+++ Extracted records

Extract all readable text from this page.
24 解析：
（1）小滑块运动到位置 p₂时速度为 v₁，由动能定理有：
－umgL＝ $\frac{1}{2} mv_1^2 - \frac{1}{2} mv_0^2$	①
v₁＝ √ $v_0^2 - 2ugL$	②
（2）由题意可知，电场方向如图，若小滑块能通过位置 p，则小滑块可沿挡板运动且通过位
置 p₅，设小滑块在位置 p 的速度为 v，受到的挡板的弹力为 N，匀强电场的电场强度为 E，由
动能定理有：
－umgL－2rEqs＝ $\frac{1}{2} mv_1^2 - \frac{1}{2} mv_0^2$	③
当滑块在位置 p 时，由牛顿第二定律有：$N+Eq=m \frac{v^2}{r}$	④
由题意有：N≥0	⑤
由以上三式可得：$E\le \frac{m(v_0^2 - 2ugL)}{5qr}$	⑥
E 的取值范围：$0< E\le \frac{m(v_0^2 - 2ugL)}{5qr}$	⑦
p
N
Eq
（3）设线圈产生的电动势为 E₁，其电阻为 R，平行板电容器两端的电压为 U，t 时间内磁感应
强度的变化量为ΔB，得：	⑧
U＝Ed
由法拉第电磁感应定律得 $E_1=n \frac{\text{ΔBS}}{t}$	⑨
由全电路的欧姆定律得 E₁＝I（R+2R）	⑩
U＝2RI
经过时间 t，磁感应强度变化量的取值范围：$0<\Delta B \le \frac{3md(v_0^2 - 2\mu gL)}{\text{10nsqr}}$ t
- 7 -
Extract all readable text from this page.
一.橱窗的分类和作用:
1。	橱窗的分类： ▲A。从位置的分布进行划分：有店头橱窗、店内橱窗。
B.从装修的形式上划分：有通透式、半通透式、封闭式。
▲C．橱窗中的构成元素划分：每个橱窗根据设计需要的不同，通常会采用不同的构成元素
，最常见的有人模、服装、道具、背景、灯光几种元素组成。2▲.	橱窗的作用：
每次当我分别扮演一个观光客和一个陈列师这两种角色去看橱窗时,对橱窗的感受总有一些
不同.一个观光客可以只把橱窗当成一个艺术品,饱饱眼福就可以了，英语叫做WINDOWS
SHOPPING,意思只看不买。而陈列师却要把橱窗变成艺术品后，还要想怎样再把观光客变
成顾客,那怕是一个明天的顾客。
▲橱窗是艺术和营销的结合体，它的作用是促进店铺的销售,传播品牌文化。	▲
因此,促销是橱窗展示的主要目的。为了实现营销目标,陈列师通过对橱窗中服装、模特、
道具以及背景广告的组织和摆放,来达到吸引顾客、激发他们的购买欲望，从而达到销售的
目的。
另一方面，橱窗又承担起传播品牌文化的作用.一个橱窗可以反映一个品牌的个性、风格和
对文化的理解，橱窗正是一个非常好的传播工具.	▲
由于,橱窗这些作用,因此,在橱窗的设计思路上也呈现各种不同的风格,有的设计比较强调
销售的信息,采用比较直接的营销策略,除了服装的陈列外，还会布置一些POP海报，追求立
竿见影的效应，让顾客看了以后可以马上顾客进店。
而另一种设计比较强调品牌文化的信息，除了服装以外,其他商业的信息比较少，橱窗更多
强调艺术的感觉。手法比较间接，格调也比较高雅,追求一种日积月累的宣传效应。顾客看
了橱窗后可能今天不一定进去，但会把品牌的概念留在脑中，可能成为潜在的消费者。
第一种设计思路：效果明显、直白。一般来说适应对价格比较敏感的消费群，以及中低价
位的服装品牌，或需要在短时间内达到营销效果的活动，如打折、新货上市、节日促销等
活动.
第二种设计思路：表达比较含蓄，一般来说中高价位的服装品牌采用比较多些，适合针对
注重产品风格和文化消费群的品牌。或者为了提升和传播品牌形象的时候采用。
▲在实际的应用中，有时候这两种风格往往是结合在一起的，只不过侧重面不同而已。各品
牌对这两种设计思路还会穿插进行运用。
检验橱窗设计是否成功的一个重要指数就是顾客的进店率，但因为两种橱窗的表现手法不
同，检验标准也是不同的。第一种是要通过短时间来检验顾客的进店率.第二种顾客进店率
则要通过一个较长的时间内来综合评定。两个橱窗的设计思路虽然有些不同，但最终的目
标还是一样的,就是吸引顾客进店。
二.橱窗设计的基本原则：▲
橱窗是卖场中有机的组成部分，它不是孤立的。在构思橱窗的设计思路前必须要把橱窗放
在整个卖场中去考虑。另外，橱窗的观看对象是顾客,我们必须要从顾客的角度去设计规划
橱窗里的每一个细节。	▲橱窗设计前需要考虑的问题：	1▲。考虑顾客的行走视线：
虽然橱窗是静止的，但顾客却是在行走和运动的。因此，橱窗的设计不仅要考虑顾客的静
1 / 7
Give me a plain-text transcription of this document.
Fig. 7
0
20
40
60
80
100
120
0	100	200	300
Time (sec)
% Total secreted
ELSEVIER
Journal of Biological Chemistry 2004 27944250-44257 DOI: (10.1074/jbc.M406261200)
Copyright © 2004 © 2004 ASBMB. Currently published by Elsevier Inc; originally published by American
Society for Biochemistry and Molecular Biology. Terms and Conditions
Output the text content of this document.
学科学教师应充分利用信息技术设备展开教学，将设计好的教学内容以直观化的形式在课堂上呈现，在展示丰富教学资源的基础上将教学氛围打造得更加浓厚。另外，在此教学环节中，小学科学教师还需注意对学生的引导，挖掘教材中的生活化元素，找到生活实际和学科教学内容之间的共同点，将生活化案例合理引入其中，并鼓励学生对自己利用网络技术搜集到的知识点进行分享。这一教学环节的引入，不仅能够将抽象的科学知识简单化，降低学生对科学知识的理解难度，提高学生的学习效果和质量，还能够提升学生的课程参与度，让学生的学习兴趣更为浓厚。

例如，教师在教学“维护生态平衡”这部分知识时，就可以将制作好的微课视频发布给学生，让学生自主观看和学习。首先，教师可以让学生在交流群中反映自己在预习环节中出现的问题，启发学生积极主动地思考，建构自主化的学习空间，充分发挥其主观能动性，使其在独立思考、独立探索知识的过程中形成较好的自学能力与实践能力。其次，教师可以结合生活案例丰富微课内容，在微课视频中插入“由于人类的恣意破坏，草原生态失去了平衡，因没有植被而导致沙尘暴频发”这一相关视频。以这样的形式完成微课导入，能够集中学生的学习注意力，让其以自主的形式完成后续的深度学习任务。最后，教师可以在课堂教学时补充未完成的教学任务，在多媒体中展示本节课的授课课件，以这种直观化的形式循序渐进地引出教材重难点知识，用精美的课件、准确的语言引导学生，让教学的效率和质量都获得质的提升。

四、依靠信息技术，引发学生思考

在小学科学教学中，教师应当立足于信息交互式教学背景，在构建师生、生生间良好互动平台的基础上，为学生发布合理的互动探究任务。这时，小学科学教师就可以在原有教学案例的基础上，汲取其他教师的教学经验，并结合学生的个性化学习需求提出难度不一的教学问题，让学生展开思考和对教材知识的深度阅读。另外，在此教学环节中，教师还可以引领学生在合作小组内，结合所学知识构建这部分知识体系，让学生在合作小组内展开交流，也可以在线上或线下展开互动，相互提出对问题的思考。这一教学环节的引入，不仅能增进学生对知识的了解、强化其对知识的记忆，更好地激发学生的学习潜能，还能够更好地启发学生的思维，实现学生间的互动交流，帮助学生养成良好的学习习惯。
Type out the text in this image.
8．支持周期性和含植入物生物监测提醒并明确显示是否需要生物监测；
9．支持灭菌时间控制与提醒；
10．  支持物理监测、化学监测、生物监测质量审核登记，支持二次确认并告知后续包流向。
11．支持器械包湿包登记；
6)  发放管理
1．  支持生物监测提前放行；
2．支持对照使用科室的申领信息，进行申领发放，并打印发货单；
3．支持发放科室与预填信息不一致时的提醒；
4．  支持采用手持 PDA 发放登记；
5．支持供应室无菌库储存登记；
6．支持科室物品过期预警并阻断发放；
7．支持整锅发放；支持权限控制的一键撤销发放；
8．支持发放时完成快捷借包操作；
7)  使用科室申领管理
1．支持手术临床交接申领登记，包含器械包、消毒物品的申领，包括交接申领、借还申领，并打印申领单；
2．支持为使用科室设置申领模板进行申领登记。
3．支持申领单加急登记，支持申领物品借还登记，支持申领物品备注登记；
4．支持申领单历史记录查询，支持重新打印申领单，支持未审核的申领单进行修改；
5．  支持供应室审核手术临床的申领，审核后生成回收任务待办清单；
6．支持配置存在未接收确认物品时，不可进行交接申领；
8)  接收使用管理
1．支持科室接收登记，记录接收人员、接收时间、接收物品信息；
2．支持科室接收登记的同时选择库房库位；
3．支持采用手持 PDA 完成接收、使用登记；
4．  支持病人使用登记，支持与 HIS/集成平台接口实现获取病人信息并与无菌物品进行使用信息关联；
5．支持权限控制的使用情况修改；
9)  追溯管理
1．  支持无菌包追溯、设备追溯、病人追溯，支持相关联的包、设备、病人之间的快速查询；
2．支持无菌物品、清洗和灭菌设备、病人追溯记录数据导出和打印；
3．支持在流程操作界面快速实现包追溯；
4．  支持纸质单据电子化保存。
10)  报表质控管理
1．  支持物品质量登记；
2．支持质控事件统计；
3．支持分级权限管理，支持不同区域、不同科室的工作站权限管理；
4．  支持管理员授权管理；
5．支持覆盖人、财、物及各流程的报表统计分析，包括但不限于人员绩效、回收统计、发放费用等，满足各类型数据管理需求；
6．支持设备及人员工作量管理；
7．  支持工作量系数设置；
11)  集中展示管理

++++++

Reproduce the final stretch of the data above: every line from the one holding "Type out the text in this image." through the end, inclusive, exactly as written and nothing else.

Type out the text in this image.
8．支持周期性和含植入物生物监测提醒并明确显示是否需要生物监测；
9．支持灭菌时间控制与提醒；
10．  支持物理监测、化学监测、生物监测质量审核登记，支持二次确认并告知后续包流向。
11．支持器械包湿包登记；
6)  发放管理
1．  支持生物监测提前放行；
2．支持对照使用科室的申领信息，进行申领发放，并打印发货单；
3．支持发放科室与预填信息不一致时的提醒；
4．  支持采用手持 PDA 发放登记；
5．支持供应室无菌库储存登记；
6．支持科室物品过期预警并阻断发放；
7．支持整锅发放；支持权限控制的一键撤销发放；
8．支持发放时完成快捷借包操作；
7)  使用科室申领管理
1．支持手术临床交接申领登记，包含器械包、消毒物品的申领，包括交接申领、借还申领，并打印申领单；
2．支持为使用科室设置申领模板进行申领登记。
3．支持申领单加急登记，支持申领物品借还登记，支持申领物品备注登记；
4．支持申领单历史记录查询，支持重新打印申领单，支持未审核的申领单进行修改；
5．  支持供应室审核手术临床的申领，审核后生成回收任务待办清单；
6．支持配置存在未接收确认物品时，不可进行交接申领；
8)  接收使用管理
1．支持科室接收登记，记录接收人员、接收时间、接收物品信息；
2．支持科室接收登记的同时选择库房库位；
3．支持采用手持 PDA 完成接收、使用登记；
4．  支持病人使用登记，支持与 HIS/集成平台接口实现获取病人信息并与无菌物品进行使用信息关联；
5．支持权限控制的使用情况修改；
9)  追溯管理
1．  支持无菌包追溯、设备追溯、病人追溯，支持相关联的包、设备、病人之间的快速查询；
2．支持无菌物品、清洗和灭菌设备、病人追溯记录数据导出和打印；
3．支持在流程操作界面快速实现包追溯；
4．  支持纸质单据电子化保存。
10)  报表质控管理
1．  支持物品质量登记；
2．支持质控事件统计；
3．支持分级权限管理，支持不同区域、不同科室的工作站权限管理；
4．  支持管理员授权管理；
5．支持覆盖人、财、物及各流程的报表统计分析，包括但不限于人员绩效、回收统计、发放费用等，满足各类型数据管理需求；
6．支持设备及人员工作量管理；
7．  支持工作量系数设置；
11)  集中展示管理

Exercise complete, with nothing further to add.